___ SOURCE

U.S. Rep Bobby Rush, D-Ill., looks on as Chicago Mayor Rahm Emanuel speaks during a news conference announcing the future of the Barack Obama Presidential Center, Tuesday, May 12, 2015, in Chicago. |
CHICAGO (AP)
-- President Barack Obama will establish his presidential library on the
South Side of Chicago, a part of the city where his political career
began and where some of the issues that he plans to devote himself to
when he leaves the White House are playing out on the streets.
The
Barack Obama Foundation made official Tuesday what had been widely
expected, that the library will be erected on a site proposed by the
University of Chicago. The location was selected over bids made by
Columbia University in New York, the University of Hawaii and the
University of Illinois at Chicago.
"With a
library and a foundation on the South Side of Chicago, not only will we
be able to encourage and effect change locally, but what we can also do
is to attract the world to Chicago," Obama said in a video accompanying
the release. "All the strands of my life came together and I really
became a man when I moved to Chicago."
The
library, to be located in one of two public parks near campus, is
expected to be a boon to nearby communities that struggle with gang
violence, drugs, and unemployment. The University of Chicago has said
the library and its 800,000 expected visitors a year will translate into
dozens of new businesses, thousands of jobs and tens of millions of
dollars in revenue.

______

## GIVEN PROBLEM 1
Answer these from the news story on the Obama library:
(a) Which university proposed the site where the library will be built?
(b) Which three other bids did the location win out over?
(c) How many visitors a year is the library expected to draw?
## GIVEN PROBLEM 2
Pick up the news story on the Obama library after its last sentence and carry it on.

___ GIVEN ENTRIES

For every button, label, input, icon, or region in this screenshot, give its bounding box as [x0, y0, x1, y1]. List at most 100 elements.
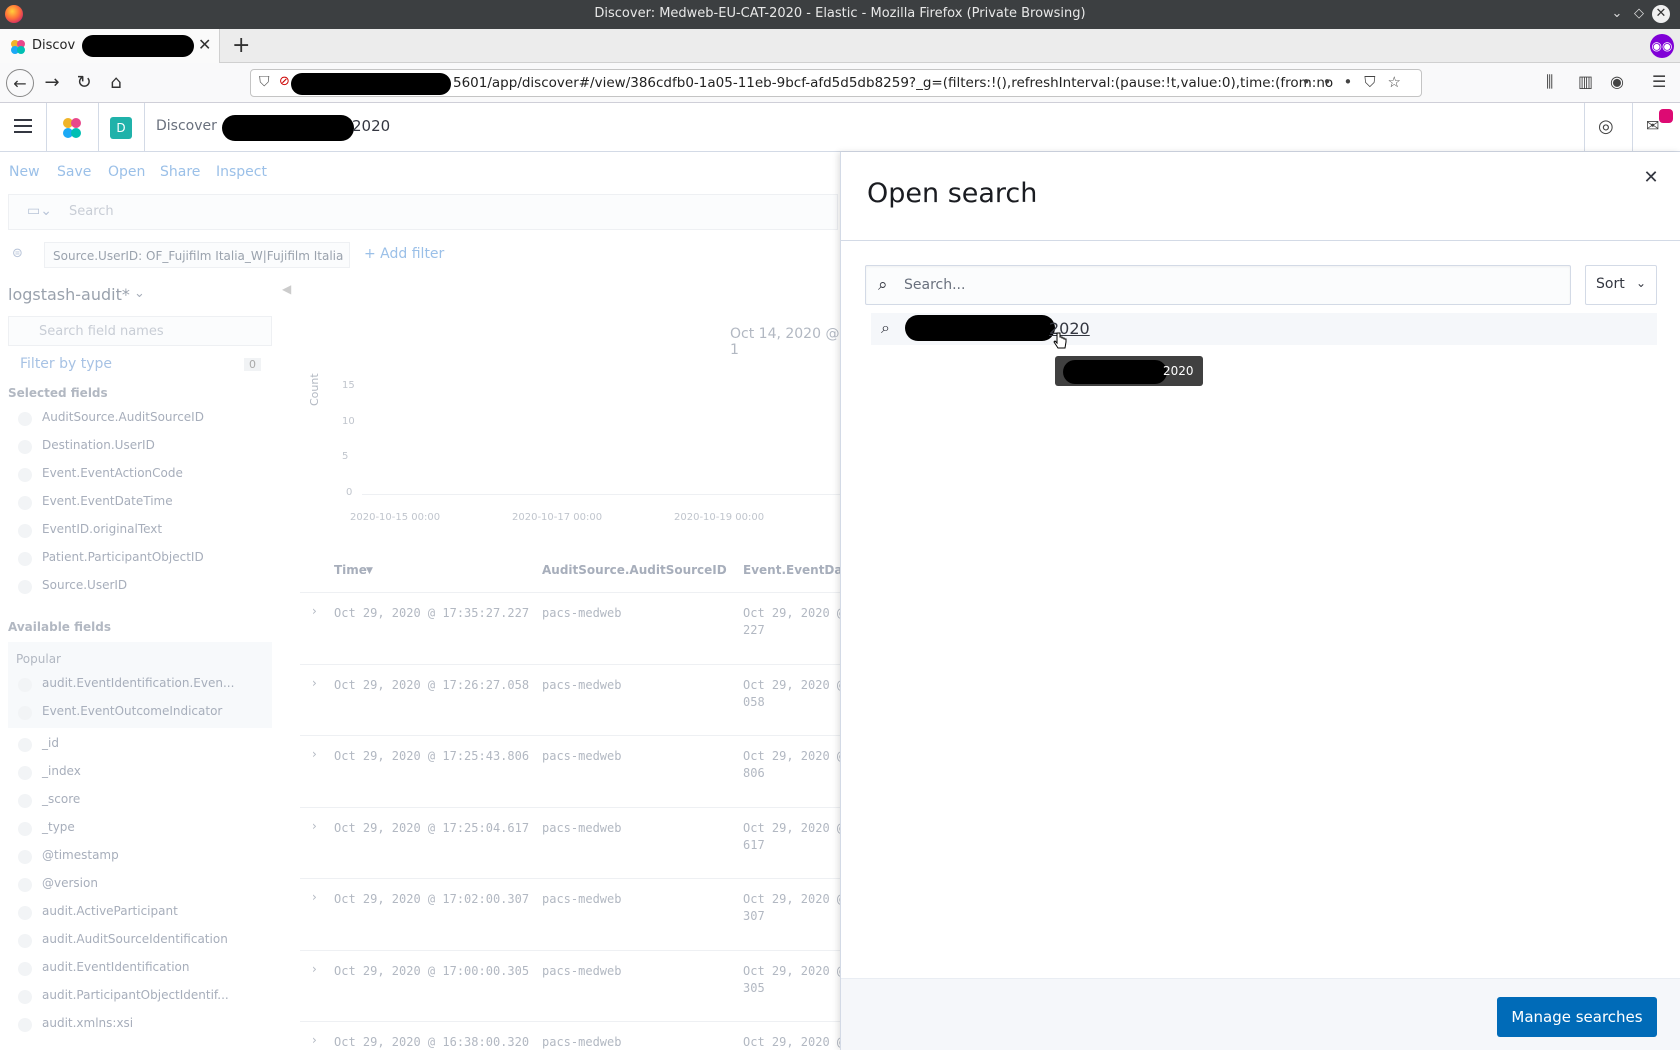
cell-time: Oct 29, 2020 @ 17:35:27.227	[334, 606, 530, 620]
close-flyout-icon[interactable]: ✕	[1641, 168, 1661, 188]
hamburger-menu-icon[interactable]	[14, 119, 32, 133]
field-name[interactable]: audit.EventIdentification.Even...	[42, 676, 234, 690]
table-row[interactable]: › Oct 29, 2020 @ 16:38:00.320 pacs-medweb O…	[300, 1021, 840, 1050]
menu-share[interactable]: Share	[160, 164, 200, 180]
breadcrumb-discover[interactable]: Discover	[156, 118, 217, 134]
hand-cursor-icon	[1053, 332, 1067, 349]
field-search-input[interactable]: Search field names	[8, 316, 272, 346]
index-pattern-selector[interactable]: logstash-audit*	[8, 285, 130, 304]
field-name[interactable]: audit.AuditSourceIdentification	[42, 932, 228, 946]
field-name[interactable]: Destination.UserID	[42, 438, 155, 452]
field-name[interactable]: audit.EventIdentification	[42, 960, 190, 974]
cell-date: Oct 29, 2020 @	[743, 820, 840, 835]
cell-date-ms: 058	[743, 694, 765, 709]
account-icon[interactable]: ◉	[1610, 72, 1624, 91]
sidebar-icon[interactable]: ▥	[1578, 72, 1593, 91]
field-name[interactable]: @version	[42, 876, 98, 890]
shield-icon[interactable]: ⛉	[259, 74, 270, 90]
menu-icon[interactable]: ☰	[1652, 72, 1666, 91]
saved-query-icon[interactable]: ▭⌄	[27, 203, 52, 219]
expand-row-icon[interactable]: ›	[312, 604, 317, 618]
field-name[interactable]: Patient.ParticipantObjectID	[42, 550, 204, 564]
filter-by-type[interactable]: Filter by type	[20, 356, 112, 372]
browser-tab[interactable]: Discov ✕	[0, 29, 220, 63]
reload-button[interactable]: ↻	[70, 69, 98, 97]
table-row[interactable]: › Oct 29, 2020 @ 17:25:04.617 pacs-medweb O…	[300, 806, 840, 878]
field-name[interactable]: audit.ActiveParticipant	[42, 904, 178, 918]
expand-row-icon[interactable]: ›	[312, 1033, 317, 1047]
expand-row-icon[interactable]: ›	[312, 890, 317, 904]
elastic-logo-icon[interactable]	[60, 116, 84, 140]
expand-row-icon[interactable]: ›	[312, 819, 317, 833]
column-header-eventdate[interactable]: Event.EventDate	[743, 563, 840, 577]
newsfeed-icon[interactable]: ✉	[1646, 116, 1659, 135]
table-row[interactable]: › Oct 29, 2020 @ 17:26:27.058 pacs-medweb O…	[300, 663, 840, 735]
saved-search-input[interactable]	[904, 274, 1554, 296]
sort-desc-icon[interactable]: ▼	[366, 566, 373, 576]
breadcrumb-current: 2020	[352, 117, 391, 135]
collapse-sidebar-icon[interactable]: ◀	[282, 282, 291, 296]
field-name[interactable]: audit.xmlns:xsi	[42, 1016, 133, 1030]
selected-fields-title: Selected fields	[8, 386, 108, 400]
library-icon[interactable]: ⫼	[1546, 72, 1553, 92]
table-row[interactable]: › Oct 29, 2020 @ 17:35:27.227 pacs-medweb O…	[300, 592, 840, 663]
url-text[interactable]: 5601/app/discover#/view/386cdfb0-1a05-11…	[453, 75, 1333, 91]
expand-row-icon[interactable]: ›	[312, 747, 317, 761]
private-browsing-icon: ◉◉	[1650, 34, 1674, 58]
field-name[interactable]: Event.EventActionCode	[42, 466, 183, 480]
field-name[interactable]: EventID.originalText	[42, 522, 162, 536]
field-search-placeholder: Search field names	[39, 324, 164, 339]
minimize-icon[interactable]: ⌄	[1608, 5, 1626, 23]
expand-row-icon[interactable]: ›	[312, 962, 317, 976]
sort-button[interactable]: Sort ⌄	[1585, 265, 1657, 305]
field-name[interactable]: AuditSource.AuditSourceID	[42, 410, 204, 424]
column-header-time[interactable]: Time	[334, 563, 367, 577]
add-filter-link[interactable]: + Add filter	[364, 246, 444, 262]
field-name[interactable]: Event.EventOutcomeIndicator	[42, 704, 222, 718]
page-actions[interactable]: •••⛉☆	[1302, 73, 1413, 91]
maximize-icon[interactable]: ◇	[1630, 5, 1648, 23]
chevron-down-icon[interactable]: ⌄	[134, 286, 145, 301]
field-name[interactable]: _type	[42, 820, 75, 834]
help-icon[interactable]: ◎	[1598, 116, 1620, 138]
url-bar[interactable]: ⛉ ⊘ 5601/app/discover#/view/386cdfb0-1a0…	[250, 69, 1422, 97]
filter-pill[interactable]: Source.UserID: OF_Fujifilm Italia_W|Fuji…	[44, 242, 350, 268]
filter-icon[interactable]: ⊜	[12, 246, 23, 261]
forward-button[interactable]: →	[38, 69, 66, 97]
filter-count-badge: 0	[244, 358, 261, 371]
close-tab-icon[interactable]: ✕	[198, 35, 211, 54]
query-bar[interactable]: ▭⌄ Search	[8, 194, 838, 230]
field-name[interactable]: @timestamp	[42, 848, 119, 862]
insecure-lock-icon[interactable]: ⊘	[279, 74, 290, 89]
menu-open[interactable]: Open	[108, 164, 145, 180]
field-name[interactable]: _index	[42, 764, 81, 778]
space-avatar[interactable]: D	[110, 117, 132, 139]
field-name[interactable]: _score	[42, 792, 80, 806]
expand-row-icon[interactable]: ›	[312, 676, 317, 690]
table-row[interactable]: › Oct 29, 2020 @ 17:02:00.307 pacs-medweb O…	[300, 878, 840, 949]
field-name[interactable]: _id	[42, 736, 59, 750]
saved-search-result[interactable]: ⌕ 2020	[871, 313, 1657, 345]
new-tab-button[interactable]: +	[232, 33, 250, 58]
cell-date-ms: 806	[743, 766, 765, 780]
back-button[interactable]: ←	[6, 69, 34, 97]
table-row[interactable]: › Oct 29, 2020 @ 17:00:00.305 pacs-medweb O…	[300, 949, 840, 1021]
menu-inspect[interactable]: Inspect	[216, 164, 267, 180]
menu-save[interactable]: Save	[57, 164, 91, 180]
field-name[interactable]: Source.UserID	[42, 578, 127, 592]
result-tooltip: 2020	[1055, 356, 1203, 386]
column-header-auditsource[interactable]: AuditSource.AuditSourceID	[542, 563, 727, 577]
table-row[interactable]: › Oct 29, 2020 @ 17:25:43.806 pacs-medweb O…	[300, 735, 840, 806]
manage-searches-button[interactable]: Manage searches	[1497, 997, 1657, 1037]
close-window-icon[interactable]: ✕	[1652, 5, 1670, 23]
cell-source: pacs-medweb	[542, 606, 622, 620]
field-type-icon	[18, 678, 32, 692]
field-name[interactable]: audit.ParticipantObjectIdentif...	[42, 988, 229, 1002]
window-title: Discover: Medweb-EU-CAT-2020 - Elastic -…	[594, 6, 1086, 21]
cell-source: pacs-medweb	[542, 749, 622, 763]
menu-new[interactable]: New	[9, 164, 40, 180]
field-name[interactable]: Event.EventDateTime	[42, 494, 173, 508]
available-fields-title: Available fields	[8, 620, 112, 634]
home-button[interactable]: ⌂	[102, 69, 130, 97]
saved-search-field[interactable]: ⌕	[865, 265, 1571, 305]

______

## FINAL RESULT 1
(a) The University of Chicago.
(b) Columbia University in New York, the University of Hawaii, and the University of Illinois at Chicago.
(c) 800,000.

## FINAL RESULT 2
While the choice was not a
surprise - people with direct knowledge of the decision told The
Associated Press and other media nearly two weeks ago that it was the
winner - sewing up the deal was less smooth than expected. Questions
lingered for months about whether the library could legally be built on
park land as the university proposed, because the university had not
secured the land.
Those questions triggered a
flurry of activity, with the City Council approving an ordinance to
transfer the land and state lawmakers passing a bill reinforcing the
city's right to use the park land for the library as well as "Star Wars"
creator George Lucas' proposed lakefront museum.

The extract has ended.